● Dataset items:
>> begin
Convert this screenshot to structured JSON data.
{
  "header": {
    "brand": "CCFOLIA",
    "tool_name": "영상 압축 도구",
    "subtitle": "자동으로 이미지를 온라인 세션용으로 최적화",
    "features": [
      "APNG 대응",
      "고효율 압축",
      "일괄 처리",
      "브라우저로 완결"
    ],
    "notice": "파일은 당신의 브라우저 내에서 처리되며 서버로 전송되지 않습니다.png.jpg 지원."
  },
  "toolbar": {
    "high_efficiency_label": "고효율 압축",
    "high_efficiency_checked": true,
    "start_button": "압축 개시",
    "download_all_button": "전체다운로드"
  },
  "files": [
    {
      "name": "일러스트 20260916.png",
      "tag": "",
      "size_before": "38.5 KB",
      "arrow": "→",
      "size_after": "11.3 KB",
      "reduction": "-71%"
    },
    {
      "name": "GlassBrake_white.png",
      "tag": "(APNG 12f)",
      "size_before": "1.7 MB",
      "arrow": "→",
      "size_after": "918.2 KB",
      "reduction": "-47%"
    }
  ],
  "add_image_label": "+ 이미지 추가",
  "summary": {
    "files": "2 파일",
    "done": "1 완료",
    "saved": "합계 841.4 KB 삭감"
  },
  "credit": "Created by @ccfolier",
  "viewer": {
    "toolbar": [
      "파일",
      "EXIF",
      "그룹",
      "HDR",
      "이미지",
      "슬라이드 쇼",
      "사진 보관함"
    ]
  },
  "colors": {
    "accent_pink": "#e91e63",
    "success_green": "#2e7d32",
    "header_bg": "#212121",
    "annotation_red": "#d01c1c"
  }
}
>> end
● WHAT YOU WILL DO: All of the entries must be written out exactly as they stand.

● EXERCISE RESPONSE:
Convert this screenshot to structured JSON data.
{
  "header": {
    "brand": "CCFOLIA",
    "tool_name": "영상 압축 도구",
    "subtitle": "자동으로 이미지를 온라인 세션용으로 최적화",
    "features": [
      "APNG 대응",
      "고효율 압축",
      "일괄 처리",
      "브라우저로 완결"
    ],
    "notice": "파일은 당신의 브라우저 내에서 처리되며 서버로 전송되지 않습니다.png.jpg 지원."
  },
  "toolbar": {
    "high_efficiency_label": "고효율 압축",
    "high_efficiency_checked": true,
    "start_button": "압축 개시",
    "download_all_button": "전체다운로드"
  },
  "files": [
    {
      "name": "일러스트 20260916.png",
      "tag": "",
      "size_before": "38.5 KB",
      "arrow": "→",
      "size_after": "11.3 KB",
      "reduction": "-71%"
    },
    {
      "name": "GlassBrake_white.png",
      "tag": "(APNG 12f)",
      "size_before": "1.7 MB",
      "arrow": "→",
      "size_after": "918.2 KB",
      "reduction": "-47%"
    }
  ],
  "add_image_label": "+ 이미지 추가",
  "summary": {
    "files": "2 파일",
    "done": "1 완료",
    "saved": "합계 841.4 KB 삭감"
  },
  "credit": "Created by @ccfolier",
  "viewer": {
    "toolbar": [
      "파일",
      "EXIF",
      "그룹",
      "HDR",
      "이미지",
      "슬라이드 쇼",
      "사진 보관함"
    ]
  },
  "colors": {
    "accent_pink": "#e91e63",
    "success_green": "#2e7d32",
    "header_bg": "#212121",
    "annotation_red": "#d01c1c"
  }
}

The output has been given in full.